## REQUIRED TASK
Count every line in the entries that contains "transfer". Report that count alone.

──────── PROVIDED RECORDS

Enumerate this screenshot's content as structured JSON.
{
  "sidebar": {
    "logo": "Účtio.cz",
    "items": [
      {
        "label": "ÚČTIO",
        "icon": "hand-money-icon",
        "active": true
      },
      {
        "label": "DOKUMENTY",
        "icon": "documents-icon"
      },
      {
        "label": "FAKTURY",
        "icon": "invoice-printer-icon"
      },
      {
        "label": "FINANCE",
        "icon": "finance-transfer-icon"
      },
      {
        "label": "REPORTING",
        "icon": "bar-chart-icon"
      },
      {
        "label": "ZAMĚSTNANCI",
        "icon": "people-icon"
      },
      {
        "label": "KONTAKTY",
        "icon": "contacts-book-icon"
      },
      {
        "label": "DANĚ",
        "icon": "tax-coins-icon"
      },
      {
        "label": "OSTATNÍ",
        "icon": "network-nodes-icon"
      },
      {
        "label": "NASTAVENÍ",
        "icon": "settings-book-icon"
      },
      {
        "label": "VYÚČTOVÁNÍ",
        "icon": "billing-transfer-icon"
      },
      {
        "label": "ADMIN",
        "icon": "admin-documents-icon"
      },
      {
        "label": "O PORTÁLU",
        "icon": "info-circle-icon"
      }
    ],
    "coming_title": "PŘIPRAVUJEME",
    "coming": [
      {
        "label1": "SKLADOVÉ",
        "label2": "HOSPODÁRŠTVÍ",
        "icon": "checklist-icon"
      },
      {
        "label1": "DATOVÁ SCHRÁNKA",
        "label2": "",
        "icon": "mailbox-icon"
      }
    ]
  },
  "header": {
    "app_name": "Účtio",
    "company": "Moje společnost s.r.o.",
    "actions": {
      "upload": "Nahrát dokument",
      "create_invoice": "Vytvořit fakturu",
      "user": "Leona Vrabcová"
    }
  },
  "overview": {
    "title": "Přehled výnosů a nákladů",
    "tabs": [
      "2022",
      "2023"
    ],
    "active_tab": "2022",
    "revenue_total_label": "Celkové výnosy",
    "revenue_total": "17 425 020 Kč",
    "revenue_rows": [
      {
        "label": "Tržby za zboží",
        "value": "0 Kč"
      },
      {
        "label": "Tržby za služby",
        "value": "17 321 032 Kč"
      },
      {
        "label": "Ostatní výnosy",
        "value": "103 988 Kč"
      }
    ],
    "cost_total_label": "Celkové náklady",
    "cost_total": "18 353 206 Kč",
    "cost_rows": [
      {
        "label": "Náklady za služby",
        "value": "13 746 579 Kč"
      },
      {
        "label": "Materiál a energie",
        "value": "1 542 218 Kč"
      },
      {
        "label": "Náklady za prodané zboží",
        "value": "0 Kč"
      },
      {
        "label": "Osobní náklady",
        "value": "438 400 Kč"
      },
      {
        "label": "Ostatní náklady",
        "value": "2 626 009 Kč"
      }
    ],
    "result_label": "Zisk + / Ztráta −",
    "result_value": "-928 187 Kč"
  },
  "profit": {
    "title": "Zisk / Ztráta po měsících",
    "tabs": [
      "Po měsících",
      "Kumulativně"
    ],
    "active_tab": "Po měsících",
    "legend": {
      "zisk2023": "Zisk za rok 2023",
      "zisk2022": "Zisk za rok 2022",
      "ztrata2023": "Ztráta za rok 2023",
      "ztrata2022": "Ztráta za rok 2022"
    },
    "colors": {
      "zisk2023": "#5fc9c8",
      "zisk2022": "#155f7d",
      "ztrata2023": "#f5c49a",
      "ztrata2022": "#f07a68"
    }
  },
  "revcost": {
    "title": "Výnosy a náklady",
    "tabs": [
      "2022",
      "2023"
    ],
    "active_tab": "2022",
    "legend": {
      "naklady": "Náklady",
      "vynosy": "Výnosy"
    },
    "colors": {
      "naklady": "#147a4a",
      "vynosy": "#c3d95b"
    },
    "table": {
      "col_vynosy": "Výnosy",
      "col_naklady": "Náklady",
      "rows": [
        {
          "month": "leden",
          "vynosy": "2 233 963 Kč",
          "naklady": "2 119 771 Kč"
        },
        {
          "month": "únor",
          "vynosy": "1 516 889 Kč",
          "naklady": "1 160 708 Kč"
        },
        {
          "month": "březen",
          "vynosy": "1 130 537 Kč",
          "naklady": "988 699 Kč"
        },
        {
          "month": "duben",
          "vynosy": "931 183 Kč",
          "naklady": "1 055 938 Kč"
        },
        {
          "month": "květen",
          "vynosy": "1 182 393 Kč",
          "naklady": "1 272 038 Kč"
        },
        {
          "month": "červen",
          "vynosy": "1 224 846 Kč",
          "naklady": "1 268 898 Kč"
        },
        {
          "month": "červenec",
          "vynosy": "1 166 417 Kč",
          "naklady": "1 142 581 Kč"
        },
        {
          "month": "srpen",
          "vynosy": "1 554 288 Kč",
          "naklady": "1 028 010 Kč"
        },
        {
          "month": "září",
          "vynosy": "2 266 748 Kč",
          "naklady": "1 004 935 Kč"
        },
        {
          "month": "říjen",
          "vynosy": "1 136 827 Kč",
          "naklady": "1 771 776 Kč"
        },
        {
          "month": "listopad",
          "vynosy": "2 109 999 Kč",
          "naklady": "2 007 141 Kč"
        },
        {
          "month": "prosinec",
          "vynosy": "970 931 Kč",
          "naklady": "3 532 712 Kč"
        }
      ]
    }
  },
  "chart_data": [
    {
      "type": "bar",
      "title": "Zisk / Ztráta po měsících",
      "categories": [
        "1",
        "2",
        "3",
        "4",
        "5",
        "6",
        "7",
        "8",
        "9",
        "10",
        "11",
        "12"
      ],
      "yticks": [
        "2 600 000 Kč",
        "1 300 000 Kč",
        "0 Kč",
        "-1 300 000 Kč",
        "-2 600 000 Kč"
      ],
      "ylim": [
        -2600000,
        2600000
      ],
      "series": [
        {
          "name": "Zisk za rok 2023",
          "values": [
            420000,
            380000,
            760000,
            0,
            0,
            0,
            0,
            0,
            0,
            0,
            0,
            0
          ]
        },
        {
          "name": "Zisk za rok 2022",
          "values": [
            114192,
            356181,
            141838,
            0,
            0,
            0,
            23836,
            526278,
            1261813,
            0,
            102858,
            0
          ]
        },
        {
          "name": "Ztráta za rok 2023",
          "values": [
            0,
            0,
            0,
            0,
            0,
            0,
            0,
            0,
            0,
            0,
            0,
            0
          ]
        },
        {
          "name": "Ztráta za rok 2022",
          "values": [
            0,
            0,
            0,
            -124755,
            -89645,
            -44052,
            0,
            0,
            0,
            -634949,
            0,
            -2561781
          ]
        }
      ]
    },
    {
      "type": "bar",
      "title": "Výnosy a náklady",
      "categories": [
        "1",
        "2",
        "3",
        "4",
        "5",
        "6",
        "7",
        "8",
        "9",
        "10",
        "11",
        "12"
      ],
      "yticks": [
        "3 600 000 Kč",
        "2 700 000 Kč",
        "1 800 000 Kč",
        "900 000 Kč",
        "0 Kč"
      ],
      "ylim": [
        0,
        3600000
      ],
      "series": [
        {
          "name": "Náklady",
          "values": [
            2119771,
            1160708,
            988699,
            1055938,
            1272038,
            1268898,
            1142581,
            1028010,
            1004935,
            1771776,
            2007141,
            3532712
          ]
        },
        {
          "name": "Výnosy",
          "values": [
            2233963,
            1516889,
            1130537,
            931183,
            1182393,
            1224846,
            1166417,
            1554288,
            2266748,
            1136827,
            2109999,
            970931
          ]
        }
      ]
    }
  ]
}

────────────────

## SOLVED PROBLEM
2